--- start of Provided records ---

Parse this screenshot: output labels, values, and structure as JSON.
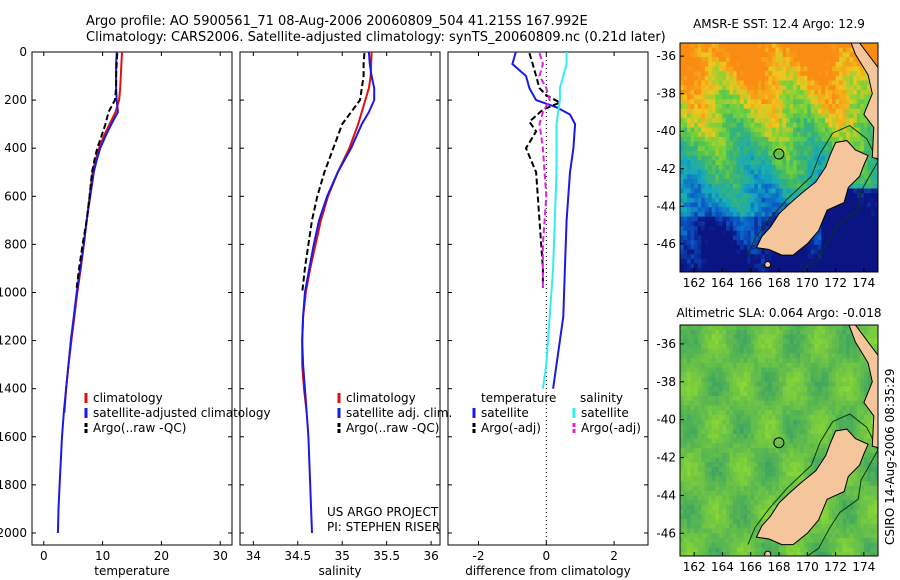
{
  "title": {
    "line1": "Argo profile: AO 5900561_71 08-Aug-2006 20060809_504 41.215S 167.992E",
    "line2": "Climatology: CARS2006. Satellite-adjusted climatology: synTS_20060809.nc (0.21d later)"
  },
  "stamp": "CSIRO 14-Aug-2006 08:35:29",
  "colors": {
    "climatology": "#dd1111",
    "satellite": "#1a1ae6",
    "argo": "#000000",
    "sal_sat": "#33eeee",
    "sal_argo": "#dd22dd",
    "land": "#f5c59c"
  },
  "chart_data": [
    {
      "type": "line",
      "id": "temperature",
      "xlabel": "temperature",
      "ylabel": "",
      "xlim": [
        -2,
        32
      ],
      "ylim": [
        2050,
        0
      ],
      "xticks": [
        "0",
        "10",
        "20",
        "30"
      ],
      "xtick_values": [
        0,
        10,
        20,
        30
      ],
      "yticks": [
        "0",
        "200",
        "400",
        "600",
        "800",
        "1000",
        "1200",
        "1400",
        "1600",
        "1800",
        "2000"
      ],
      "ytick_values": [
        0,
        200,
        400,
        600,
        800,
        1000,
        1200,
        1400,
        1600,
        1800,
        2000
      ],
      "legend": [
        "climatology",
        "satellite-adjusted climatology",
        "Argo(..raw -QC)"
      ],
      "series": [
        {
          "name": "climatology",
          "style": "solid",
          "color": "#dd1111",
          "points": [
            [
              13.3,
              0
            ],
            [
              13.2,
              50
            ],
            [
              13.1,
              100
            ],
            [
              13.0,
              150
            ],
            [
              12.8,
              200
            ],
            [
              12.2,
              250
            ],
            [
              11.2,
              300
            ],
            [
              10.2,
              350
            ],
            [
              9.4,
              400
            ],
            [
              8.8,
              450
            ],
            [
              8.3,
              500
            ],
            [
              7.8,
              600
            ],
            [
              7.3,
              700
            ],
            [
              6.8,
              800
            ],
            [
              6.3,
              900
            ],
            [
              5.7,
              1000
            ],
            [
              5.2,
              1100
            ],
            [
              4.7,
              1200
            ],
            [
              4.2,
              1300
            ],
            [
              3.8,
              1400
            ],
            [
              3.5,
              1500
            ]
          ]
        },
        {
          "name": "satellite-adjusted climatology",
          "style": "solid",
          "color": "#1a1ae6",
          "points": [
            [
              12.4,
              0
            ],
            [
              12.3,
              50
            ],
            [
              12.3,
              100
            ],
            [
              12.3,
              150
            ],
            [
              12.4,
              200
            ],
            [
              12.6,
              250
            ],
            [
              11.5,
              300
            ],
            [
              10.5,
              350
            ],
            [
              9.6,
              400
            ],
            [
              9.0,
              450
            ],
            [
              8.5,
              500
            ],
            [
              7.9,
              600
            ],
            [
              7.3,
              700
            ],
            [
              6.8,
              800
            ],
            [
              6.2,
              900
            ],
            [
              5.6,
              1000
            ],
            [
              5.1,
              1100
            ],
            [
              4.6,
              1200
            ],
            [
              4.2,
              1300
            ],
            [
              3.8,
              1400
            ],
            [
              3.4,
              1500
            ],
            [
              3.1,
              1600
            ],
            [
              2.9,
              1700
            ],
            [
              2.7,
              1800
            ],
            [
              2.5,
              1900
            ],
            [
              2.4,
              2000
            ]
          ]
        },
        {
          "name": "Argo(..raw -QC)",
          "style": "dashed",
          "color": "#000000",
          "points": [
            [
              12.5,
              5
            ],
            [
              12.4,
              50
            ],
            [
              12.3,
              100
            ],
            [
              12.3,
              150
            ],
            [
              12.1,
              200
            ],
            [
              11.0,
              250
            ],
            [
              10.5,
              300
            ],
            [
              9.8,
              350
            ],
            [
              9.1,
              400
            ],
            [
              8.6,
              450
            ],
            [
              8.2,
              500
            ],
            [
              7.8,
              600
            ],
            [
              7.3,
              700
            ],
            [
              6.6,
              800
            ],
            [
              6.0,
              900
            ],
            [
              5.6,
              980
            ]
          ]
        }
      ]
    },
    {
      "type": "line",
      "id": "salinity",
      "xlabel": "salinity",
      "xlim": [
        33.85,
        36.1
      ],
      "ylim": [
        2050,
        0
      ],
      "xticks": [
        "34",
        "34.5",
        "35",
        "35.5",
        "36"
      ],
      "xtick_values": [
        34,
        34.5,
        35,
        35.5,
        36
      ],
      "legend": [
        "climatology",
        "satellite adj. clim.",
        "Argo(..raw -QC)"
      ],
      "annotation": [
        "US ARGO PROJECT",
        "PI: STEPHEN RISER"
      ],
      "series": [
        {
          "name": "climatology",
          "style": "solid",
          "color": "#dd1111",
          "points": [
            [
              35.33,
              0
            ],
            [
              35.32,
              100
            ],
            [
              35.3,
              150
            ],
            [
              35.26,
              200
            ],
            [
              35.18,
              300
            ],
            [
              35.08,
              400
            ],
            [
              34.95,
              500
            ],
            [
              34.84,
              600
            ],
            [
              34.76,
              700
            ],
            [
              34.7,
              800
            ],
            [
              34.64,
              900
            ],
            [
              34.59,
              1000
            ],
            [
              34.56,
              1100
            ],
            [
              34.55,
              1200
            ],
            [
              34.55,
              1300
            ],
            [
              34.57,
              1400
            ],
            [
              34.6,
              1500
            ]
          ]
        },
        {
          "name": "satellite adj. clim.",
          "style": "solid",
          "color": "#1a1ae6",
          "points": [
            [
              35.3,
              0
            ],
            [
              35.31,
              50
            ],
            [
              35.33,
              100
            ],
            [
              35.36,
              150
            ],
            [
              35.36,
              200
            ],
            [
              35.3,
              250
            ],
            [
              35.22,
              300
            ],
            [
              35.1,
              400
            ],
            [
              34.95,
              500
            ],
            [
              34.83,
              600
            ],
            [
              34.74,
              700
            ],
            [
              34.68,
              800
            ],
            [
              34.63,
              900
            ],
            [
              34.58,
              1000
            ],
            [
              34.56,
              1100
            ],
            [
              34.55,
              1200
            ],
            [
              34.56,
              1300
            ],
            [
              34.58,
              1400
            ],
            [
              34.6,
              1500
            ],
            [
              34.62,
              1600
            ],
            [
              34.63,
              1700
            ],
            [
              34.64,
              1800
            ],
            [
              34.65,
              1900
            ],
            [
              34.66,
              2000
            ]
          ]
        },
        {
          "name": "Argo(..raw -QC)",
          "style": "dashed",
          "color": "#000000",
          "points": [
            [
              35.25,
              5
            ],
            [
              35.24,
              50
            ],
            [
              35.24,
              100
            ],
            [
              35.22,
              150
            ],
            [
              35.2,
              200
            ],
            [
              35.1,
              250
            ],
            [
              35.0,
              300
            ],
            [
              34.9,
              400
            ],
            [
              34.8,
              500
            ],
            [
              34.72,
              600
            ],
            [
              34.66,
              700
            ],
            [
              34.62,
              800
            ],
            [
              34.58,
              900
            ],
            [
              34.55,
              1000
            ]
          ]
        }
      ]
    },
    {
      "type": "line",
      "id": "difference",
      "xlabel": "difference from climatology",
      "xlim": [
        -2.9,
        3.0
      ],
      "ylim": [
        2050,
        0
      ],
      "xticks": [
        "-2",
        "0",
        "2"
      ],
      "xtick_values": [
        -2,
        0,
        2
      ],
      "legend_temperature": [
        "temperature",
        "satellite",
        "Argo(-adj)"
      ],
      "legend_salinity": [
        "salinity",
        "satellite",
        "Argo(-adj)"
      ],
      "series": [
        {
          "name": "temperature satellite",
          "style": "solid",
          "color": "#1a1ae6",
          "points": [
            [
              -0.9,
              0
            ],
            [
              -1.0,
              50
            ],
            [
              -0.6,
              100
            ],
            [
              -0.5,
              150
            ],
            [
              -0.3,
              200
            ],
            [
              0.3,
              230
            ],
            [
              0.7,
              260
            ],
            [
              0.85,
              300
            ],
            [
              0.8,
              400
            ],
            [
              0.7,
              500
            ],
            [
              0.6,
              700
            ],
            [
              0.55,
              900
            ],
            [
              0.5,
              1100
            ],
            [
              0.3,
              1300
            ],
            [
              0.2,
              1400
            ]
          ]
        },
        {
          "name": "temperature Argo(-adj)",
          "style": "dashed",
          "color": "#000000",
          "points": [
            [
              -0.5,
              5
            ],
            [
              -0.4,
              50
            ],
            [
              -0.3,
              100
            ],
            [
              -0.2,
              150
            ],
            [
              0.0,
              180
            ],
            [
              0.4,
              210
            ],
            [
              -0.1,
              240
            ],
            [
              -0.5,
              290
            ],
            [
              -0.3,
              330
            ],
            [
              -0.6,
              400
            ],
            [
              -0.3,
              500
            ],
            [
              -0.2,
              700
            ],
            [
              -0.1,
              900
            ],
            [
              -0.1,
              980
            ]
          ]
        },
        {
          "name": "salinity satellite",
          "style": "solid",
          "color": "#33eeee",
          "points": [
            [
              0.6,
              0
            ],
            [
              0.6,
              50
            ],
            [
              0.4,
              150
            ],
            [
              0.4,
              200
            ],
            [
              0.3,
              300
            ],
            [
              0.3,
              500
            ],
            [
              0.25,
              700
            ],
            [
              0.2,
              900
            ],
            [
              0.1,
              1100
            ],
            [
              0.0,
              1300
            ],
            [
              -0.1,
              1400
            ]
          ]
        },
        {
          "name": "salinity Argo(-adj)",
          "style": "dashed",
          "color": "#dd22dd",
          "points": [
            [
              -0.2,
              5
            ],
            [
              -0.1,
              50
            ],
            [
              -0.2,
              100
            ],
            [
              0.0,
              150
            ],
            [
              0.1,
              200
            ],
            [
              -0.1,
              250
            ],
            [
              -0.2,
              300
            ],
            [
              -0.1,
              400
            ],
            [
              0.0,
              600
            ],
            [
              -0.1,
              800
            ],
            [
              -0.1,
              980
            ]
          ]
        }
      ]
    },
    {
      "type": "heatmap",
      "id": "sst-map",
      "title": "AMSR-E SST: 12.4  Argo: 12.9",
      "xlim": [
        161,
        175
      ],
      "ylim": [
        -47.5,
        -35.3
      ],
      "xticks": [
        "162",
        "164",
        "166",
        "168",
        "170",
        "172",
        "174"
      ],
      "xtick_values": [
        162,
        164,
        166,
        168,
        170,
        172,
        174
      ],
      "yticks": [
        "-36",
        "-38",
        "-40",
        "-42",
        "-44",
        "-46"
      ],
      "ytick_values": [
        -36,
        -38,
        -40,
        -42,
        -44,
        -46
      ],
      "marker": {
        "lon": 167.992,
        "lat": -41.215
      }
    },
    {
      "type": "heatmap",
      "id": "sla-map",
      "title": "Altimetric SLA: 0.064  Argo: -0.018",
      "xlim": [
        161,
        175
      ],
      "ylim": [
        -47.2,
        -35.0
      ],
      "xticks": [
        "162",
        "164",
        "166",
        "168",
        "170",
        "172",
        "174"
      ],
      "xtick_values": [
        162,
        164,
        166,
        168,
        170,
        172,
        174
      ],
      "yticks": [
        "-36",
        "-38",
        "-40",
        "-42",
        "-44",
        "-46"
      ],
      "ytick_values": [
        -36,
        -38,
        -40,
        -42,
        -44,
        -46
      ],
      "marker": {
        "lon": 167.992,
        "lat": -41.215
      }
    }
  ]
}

--- end of Provided records ---
--- start of Provided records ---

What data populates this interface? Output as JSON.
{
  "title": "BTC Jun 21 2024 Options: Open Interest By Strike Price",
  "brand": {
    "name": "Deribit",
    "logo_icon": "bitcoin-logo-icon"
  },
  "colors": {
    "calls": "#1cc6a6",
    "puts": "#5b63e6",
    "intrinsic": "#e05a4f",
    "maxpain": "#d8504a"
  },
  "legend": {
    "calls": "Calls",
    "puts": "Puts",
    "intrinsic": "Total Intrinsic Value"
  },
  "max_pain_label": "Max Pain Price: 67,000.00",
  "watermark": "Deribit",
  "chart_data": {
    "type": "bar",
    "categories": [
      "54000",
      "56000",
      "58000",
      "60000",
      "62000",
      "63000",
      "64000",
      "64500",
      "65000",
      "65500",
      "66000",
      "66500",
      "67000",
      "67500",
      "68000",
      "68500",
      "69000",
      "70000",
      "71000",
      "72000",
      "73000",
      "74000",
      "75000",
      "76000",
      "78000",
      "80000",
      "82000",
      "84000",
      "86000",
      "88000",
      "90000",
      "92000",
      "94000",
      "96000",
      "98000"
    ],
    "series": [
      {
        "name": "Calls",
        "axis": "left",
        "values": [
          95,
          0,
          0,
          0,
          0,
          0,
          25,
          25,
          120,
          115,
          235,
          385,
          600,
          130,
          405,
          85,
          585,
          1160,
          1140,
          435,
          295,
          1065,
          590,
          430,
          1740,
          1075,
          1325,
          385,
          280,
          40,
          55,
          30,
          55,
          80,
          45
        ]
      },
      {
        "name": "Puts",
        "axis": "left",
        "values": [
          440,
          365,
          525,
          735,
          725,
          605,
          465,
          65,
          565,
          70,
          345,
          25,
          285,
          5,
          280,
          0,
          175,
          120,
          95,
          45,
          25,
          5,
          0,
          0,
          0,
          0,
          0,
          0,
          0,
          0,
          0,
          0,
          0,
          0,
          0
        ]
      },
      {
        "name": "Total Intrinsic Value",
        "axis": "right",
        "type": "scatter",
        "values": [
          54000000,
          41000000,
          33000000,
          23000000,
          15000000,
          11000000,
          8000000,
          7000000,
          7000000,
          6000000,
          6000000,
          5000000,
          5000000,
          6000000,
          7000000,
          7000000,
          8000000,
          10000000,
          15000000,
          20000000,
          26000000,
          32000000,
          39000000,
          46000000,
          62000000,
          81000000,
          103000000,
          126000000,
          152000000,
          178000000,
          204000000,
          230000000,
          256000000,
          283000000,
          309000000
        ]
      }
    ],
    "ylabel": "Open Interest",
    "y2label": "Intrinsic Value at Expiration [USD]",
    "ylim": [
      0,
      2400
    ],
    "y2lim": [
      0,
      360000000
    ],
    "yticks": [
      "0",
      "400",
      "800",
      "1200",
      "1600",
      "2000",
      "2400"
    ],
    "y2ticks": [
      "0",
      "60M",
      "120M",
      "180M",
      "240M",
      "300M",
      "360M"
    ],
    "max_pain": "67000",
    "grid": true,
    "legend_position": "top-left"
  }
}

--- end of Provided records ---
--- start of Provided records ---

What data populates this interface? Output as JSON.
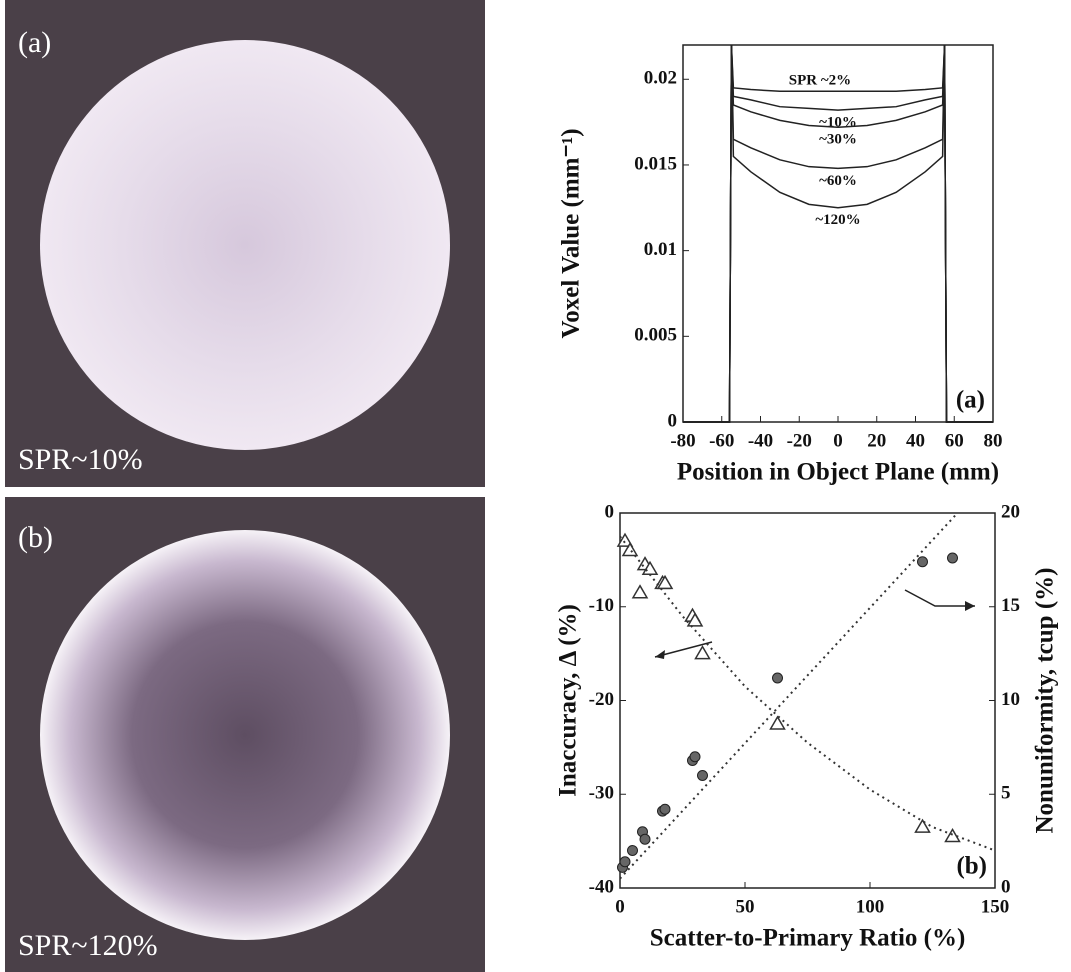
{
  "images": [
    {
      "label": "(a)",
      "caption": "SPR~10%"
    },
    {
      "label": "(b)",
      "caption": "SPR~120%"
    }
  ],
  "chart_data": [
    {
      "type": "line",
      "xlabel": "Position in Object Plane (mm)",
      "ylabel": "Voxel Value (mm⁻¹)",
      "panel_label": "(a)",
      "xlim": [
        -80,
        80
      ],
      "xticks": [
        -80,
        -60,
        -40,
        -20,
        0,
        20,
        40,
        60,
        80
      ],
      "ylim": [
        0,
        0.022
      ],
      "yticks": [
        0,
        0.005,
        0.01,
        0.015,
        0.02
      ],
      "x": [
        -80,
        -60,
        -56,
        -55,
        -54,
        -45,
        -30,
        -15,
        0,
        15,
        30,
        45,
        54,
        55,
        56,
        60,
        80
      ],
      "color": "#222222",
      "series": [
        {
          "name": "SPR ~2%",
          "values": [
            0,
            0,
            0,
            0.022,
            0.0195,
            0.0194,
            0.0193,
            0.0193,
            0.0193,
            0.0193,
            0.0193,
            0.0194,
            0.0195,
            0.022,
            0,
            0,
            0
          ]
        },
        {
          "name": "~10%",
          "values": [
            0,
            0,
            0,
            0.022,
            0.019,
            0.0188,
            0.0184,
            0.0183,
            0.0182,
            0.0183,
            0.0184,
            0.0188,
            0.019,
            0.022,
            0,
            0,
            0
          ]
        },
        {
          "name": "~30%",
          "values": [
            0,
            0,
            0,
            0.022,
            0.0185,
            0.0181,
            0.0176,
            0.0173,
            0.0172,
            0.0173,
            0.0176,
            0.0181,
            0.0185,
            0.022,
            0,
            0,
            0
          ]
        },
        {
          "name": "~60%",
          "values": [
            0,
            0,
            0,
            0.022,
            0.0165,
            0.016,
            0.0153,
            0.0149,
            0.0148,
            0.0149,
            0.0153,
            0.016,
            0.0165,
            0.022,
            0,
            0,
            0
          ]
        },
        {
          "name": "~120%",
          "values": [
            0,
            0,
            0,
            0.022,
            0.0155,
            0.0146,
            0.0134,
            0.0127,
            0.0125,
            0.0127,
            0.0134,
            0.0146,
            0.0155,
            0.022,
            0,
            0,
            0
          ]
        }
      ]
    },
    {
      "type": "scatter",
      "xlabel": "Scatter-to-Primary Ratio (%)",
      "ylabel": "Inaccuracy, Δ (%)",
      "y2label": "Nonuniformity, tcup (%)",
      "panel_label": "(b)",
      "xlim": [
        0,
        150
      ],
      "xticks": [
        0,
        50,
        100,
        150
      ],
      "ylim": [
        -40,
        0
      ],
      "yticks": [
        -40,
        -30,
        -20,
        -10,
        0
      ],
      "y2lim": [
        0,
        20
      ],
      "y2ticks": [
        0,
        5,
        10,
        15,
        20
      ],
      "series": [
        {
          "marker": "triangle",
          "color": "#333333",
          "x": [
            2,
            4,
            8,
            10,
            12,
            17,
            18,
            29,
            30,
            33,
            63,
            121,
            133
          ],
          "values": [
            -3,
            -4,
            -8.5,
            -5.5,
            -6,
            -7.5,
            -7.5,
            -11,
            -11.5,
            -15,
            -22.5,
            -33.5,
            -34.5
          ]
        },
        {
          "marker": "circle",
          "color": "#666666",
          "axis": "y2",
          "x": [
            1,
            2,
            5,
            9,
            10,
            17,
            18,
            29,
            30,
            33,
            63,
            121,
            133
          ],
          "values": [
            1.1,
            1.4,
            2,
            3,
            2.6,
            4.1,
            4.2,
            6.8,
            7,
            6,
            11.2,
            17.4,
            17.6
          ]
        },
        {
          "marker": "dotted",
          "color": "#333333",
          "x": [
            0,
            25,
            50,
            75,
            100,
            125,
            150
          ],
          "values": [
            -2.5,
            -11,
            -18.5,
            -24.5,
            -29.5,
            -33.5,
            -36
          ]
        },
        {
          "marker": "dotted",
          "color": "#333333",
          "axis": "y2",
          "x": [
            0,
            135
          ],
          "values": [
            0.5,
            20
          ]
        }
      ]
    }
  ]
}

--- end of Provided records ---

#### Directions:
Looking at the records above, tally the lines holding "climatology" and reply with that number only.

#### Result:
9